Task A :: List the usernames of everyone who posted in the forum thread about lighting T-shirts, each name once.

# Lighting T-Shirt



## Jonverse (Mar 19, 2007)

Anyone seen these before - very funny - I like page 3 selection of shirts - especially the lighting and Carpenter ones... 
http://www.listenhear.co.uk/clothing.htm


----------



## soundlight (Mar 19, 2007)

http://www.stagehandtees.com/

and 

http://www.roadierags.com/shop/

There's a lot of them out there.


----------



## TechiGoz (Mar 20, 2007)

I agree.. they are all good places. There are so many out there. One of my favourites is:

_"If at first you try and don't succeed, then Rigging just isn't for you."_

Cheers
Dan


----------



## Edrick (Apr 3, 2007)

I ordered from Roadie Rags last Sunday and as of monday my order was shipped, still haven't seen it though. Darn slow postal service, hopefully tomorrow.


----------



## PhantomD (Apr 4, 2007)

What about home made?

I've got one that says

CREW
Sound & Lighting

which cost me a black shirt!


----------



## gafftaper (Apr 4, 2007)

PhantomD said:


> What about home made?
> I've got one that says
> CREW
> Sound & Lighting
> which cost me a black shirt!



I don't know why Phantom but that's really got me laughing. It's so cheap. So simple. Actually, the kits you can get for home ink jet printer iron on T's are a lot of fun. Unfortunately they don't last well in the washing machine and they won't work on a black shirt... but you can have a lot of fun making your own shirt for very little cost.


----------



## SAWYeR (Apr 4, 2007)

At my high school, the crew designs a shirt every year then gets it made. This year it's "Structural Chewing Gum". We did a production of "The Miracle Worker" last year, and part of the set was held together with an enormous wad of gum that all of the crew added to. So the shirt is going to be black w/ pink print. The front will say "IHTFP Shop 12" and the back will have a Caulk gun with a tube reading "Structural Chewing Gum" with a big bubble coming out of the tip. Classic.


----------



## PhantomD (Apr 12, 2007)

gafftaper said:


> I don't know why Phantom but that's really got me laughing. It's so cheap. So simple. Actually, the kits you can get for home ink jet printer iron on T's are a lot of fun. Unfortunately they don't last well in the washing machine and they won't work on a black shirt... but you can have a lot of fun making your own shirt for very little cost.

Task B :: Rewrite the listing from its first line down through the line containing "x-tick-label: 2. Aug <box>10 383 37 392</box>", changing every "x-tick-label" to "date-label" and leaving everything else unchanged.

Data to process ::
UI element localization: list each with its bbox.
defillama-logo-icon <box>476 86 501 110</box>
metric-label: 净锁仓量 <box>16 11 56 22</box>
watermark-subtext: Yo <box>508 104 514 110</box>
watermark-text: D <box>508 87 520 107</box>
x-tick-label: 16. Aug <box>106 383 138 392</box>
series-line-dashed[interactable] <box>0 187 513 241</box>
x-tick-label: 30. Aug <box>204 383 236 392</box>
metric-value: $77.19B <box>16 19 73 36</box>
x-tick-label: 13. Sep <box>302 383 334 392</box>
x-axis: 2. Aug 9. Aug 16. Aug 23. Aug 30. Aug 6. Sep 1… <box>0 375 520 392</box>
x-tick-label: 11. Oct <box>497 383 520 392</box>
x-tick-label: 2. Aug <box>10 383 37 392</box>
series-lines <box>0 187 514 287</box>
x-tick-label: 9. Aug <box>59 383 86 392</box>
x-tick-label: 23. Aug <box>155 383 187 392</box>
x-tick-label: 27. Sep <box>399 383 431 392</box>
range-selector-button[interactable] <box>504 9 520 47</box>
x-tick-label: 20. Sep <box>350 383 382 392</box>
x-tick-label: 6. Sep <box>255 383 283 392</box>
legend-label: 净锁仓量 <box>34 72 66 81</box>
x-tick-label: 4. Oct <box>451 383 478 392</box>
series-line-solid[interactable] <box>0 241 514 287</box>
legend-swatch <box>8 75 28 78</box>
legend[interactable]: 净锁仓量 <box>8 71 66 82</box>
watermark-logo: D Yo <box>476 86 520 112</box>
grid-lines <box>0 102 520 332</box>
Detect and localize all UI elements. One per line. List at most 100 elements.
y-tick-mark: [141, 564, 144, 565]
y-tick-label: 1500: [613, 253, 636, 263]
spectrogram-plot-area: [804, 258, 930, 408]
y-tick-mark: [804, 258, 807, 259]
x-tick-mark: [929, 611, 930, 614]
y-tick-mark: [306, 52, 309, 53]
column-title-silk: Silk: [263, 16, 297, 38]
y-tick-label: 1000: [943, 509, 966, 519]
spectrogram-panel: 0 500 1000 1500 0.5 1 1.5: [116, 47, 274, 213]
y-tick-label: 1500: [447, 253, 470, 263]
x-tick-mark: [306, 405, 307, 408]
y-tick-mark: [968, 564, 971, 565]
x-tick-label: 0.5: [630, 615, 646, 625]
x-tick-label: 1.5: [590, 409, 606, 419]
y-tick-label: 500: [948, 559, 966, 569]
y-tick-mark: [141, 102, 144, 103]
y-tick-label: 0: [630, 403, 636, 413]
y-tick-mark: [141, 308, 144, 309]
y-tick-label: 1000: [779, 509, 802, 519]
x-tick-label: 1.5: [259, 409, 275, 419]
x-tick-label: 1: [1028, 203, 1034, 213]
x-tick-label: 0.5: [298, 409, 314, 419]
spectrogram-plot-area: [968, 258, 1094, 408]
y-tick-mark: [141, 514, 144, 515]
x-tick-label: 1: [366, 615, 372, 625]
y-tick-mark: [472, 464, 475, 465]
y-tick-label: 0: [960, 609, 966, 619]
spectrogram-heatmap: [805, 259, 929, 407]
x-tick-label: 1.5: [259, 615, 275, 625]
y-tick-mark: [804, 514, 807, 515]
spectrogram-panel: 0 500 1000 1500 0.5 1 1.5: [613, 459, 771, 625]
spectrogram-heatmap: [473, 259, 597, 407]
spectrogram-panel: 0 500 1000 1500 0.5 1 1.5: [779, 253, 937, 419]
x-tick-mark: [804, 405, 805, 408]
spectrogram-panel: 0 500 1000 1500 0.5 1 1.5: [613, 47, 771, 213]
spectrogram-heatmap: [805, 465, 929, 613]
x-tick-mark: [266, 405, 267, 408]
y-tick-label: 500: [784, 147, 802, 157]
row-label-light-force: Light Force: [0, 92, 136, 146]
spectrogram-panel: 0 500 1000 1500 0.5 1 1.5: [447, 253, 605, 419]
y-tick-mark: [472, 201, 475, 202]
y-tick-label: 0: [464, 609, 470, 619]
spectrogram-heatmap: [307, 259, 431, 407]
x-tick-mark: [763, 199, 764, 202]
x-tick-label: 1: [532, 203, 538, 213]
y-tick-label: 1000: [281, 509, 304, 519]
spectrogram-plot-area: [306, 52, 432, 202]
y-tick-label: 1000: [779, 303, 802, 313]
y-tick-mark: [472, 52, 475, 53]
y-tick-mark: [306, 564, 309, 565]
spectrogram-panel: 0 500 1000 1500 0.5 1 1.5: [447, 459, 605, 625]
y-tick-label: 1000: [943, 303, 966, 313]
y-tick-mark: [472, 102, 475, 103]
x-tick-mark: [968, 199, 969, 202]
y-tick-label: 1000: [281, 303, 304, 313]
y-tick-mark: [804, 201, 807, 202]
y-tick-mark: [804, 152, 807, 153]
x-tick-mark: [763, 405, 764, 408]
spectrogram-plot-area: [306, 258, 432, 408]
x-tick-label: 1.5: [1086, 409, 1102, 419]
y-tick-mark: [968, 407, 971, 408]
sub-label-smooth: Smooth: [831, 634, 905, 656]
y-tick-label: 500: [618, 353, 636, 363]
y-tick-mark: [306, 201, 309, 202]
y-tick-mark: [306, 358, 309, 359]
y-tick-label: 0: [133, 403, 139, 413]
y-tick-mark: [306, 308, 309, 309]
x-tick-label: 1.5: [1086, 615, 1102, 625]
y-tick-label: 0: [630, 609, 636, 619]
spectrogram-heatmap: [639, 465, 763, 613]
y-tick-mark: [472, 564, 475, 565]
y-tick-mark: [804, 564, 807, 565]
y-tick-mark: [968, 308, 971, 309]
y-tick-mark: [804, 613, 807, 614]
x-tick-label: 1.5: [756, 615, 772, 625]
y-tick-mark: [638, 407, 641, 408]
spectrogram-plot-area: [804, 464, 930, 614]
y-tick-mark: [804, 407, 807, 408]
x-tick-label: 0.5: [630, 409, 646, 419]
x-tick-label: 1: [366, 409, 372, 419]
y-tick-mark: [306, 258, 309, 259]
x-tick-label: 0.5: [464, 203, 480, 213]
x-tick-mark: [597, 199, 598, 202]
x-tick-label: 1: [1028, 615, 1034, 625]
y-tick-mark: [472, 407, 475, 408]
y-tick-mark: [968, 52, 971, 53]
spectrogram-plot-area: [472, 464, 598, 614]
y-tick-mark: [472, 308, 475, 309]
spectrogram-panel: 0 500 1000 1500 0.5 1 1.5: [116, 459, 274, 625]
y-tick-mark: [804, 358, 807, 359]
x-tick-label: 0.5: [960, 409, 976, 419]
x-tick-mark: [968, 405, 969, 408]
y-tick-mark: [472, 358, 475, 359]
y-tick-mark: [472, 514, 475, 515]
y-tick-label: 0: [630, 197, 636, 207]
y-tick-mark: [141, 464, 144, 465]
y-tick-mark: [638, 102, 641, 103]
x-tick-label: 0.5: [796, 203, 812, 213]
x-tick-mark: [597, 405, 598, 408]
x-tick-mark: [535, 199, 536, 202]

Finished answer A ::
Jonverse
soundlight
TechiGoz
Edrick
PhantomD
gafftaper
SAWYeR

Finished answer B ::
UI element localization: list each with its bbox.
defillama-logo-icon <box>476 86 501 110</box>
metric-label: 净锁仓量 <box>16 11 56 22</box>
watermark-subtext: Yo <box>508 104 514 110</box>
watermark-text: D <box>508 87 520 107</box>
date-label: 16. Aug <box>106 383 138 392</box>
series-line-dashed[interactable] <box>0 187 513 241</box>
date-label: 30. Aug <box>204 383 236 392</box>
metric-value: $77.19B <box>16 19 73 36</box>
date-label: 13. Sep <box>302 383 334 392</box>
x-axis: 2. Aug 9. Aug 16. Aug 23. Aug 30. Aug 6. Sep 1… <box>0 375 520 392</box>
date-label: 11. Oct <box>497 383 520 392</box>
date-label: 2. Aug <box>10 383 37 392</box>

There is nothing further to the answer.